▶ Set exercise
Can you rewrite the listing below with every "x-tick-label" renamed to "x-axis-label" and nothing else changed?
....................
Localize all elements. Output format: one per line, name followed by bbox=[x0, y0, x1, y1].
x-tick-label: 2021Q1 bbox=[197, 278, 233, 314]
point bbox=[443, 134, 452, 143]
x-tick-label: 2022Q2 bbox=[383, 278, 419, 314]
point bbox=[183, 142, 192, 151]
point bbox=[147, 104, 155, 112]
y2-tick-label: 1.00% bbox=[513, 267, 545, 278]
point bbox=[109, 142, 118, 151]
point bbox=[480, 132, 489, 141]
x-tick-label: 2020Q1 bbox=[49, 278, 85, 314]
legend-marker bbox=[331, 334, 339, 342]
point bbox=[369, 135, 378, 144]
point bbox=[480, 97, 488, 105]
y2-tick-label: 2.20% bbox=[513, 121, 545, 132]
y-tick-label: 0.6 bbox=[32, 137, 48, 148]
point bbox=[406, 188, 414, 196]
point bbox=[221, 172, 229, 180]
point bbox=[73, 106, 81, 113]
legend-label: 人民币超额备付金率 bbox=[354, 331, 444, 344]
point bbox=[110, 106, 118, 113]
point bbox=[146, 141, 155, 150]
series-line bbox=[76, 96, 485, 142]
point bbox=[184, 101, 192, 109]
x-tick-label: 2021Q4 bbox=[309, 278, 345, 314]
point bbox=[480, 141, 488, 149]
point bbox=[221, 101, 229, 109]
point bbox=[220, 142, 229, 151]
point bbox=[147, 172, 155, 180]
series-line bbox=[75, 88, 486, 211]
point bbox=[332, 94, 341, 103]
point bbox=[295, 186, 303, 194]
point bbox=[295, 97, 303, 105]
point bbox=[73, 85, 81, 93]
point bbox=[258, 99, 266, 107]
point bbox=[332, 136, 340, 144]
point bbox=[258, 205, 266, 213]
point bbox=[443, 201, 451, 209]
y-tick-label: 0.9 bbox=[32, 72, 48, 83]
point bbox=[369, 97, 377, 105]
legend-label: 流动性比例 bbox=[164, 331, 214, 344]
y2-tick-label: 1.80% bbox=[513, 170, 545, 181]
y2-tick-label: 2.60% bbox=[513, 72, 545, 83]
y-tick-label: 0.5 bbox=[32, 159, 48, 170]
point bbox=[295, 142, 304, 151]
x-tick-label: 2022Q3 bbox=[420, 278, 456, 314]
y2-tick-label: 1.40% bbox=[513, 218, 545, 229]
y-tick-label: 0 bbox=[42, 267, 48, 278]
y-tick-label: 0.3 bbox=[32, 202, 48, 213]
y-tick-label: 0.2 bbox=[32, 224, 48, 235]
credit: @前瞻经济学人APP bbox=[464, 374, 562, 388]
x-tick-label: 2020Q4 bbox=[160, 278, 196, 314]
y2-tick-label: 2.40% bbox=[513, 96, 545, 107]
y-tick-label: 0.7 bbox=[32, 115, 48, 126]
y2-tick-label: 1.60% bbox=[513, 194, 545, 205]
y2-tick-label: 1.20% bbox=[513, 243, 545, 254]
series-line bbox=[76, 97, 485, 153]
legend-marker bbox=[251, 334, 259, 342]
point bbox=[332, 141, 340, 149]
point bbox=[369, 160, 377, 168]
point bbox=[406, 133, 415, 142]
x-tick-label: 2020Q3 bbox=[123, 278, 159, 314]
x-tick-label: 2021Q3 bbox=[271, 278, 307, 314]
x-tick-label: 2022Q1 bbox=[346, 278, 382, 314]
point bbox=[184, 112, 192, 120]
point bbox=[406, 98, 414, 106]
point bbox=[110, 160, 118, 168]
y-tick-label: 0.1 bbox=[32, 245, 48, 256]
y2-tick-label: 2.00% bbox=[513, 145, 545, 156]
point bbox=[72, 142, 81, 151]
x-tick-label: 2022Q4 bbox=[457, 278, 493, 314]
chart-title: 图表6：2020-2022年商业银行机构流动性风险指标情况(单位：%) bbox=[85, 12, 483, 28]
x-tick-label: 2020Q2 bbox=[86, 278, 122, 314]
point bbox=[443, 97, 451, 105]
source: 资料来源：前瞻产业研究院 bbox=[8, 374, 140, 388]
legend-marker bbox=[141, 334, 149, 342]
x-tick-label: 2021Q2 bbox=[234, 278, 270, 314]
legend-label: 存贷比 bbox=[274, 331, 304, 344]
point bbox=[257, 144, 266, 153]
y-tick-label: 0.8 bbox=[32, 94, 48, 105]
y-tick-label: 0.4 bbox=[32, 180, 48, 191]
....................
▶ Result of the task
Localize all elements. Output format: one per line, name followed by bbox=[x0, y0, x1, y1].
x-axis-label: 2021Q1 bbox=[197, 278, 233, 314]
point bbox=[443, 134, 452, 143]
x-axis-label: 2022Q2 bbox=[383, 278, 419, 314]
point bbox=[183, 142, 192, 151]
point bbox=[147, 104, 155, 112]
y2-tick-label: 1.00% bbox=[513, 267, 545, 278]
point bbox=[109, 142, 118, 151]
point bbox=[480, 132, 489, 141]
x-axis-label: 2020Q1 bbox=[49, 278, 85, 314]
legend-marker bbox=[331, 334, 339, 342]
point bbox=[369, 135, 378, 144]
point bbox=[480, 97, 488, 105]
y2-tick-label: 2.20% bbox=[513, 121, 545, 132]
y-tick-label: 0.6 bbox=[32, 137, 48, 148]
point bbox=[406, 188, 414, 196]
point bbox=[221, 172, 229, 180]
point bbox=[73, 106, 81, 113]
legend-label: 人民币超额备付金率 bbox=[354, 331, 444, 344]
point bbox=[110, 106, 118, 113]
point bbox=[146, 141, 155, 150]
series-line bbox=[76, 96, 485, 142]
point bbox=[184, 101, 192, 109]
x-axis-label: 2021Q4 bbox=[309, 278, 345, 314]
point bbox=[480, 141, 488, 149]
point bbox=[221, 101, 229, 109]
point bbox=[220, 142, 229, 151]
point bbox=[147, 172, 155, 180]
series-line bbox=[75, 88, 486, 211]
point bbox=[332, 94, 341, 103]
point bbox=[295, 186, 303, 194]
point bbox=[295, 97, 303, 105]
point bbox=[73, 85, 81, 93]
point bbox=[258, 99, 266, 107]
point bbox=[332, 136, 340, 144]
point bbox=[258, 205, 266, 213]
point bbox=[443, 201, 451, 209]
y-tick-label: 0.9 bbox=[32, 72, 48, 83]
point bbox=[369, 97, 377, 105]
legend-label: 流动性比例 bbox=[164, 331, 214, 344]
y2-tick-label: 1.80% bbox=[513, 170, 545, 181]
y2-tick-label: 2.60% bbox=[513, 72, 545, 83]
y-tick-label: 0.5 bbox=[32, 159, 48, 170]
point bbox=[295, 142, 304, 151]
x-axis-label: 2022Q3 bbox=[420, 278, 456, 314]
y2-tick-label: 1.40% bbox=[513, 218, 545, 229]
y-tick-label: 0 bbox=[42, 267, 48, 278]
y-tick-label: 0.3 bbox=[32, 202, 48, 213]
y-tick-label: 0.2 bbox=[32, 224, 48, 235]
credit: @前瞻经济学人APP bbox=[464, 374, 562, 388]
x-axis-label: 2020Q4 bbox=[160, 278, 196, 314]
y2-tick-label: 2.40% bbox=[513, 96, 545, 107]
y-tick-label: 0.7 bbox=[32, 115, 48, 126]
y2-tick-label: 1.60% bbox=[513, 194, 545, 205]
y2-tick-label: 1.20% bbox=[513, 243, 545, 254]
series-line bbox=[76, 97, 485, 153]
legend-marker bbox=[251, 334, 259, 342]
point bbox=[332, 141, 340, 149]
point bbox=[369, 160, 377, 168]
point bbox=[406, 133, 415, 142]
x-axis-label: 2020Q3 bbox=[123, 278, 159, 314]
x-axis-label: 2021Q3 bbox=[271, 278, 307, 314]
x-axis-label: 2022Q1 bbox=[346, 278, 382, 314]
point bbox=[184, 112, 192, 120]
point bbox=[406, 98, 414, 106]
point bbox=[110, 160, 118, 168]
y-tick-label: 0.1 bbox=[32, 245, 48, 256]
y2-tick-label: 2.00% bbox=[513, 145, 545, 156]
point bbox=[72, 142, 81, 151]
x-axis-label: 2022Q4 bbox=[457, 278, 493, 314]
chart-title: 图表6：2020-2022年商业银行机构流动性风险指标情况(单位：%) bbox=[85, 12, 483, 28]
x-axis-label: 2020Q2 bbox=[86, 278, 122, 314]
point bbox=[443, 97, 451, 105]
source: 资料来源：前瞻产业研究院 bbox=[8, 374, 140, 388]
legend-marker bbox=[141, 334, 149, 342]
x-axis-label: 2021Q2 bbox=[234, 278, 270, 314]
legend-label: 存贷比 bbox=[274, 331, 304, 344]
point bbox=[257, 144, 266, 153]
y-tick-label: 0.8 bbox=[32, 94, 48, 105]
y-tick-label: 0.4 bbox=[32, 180, 48, 191]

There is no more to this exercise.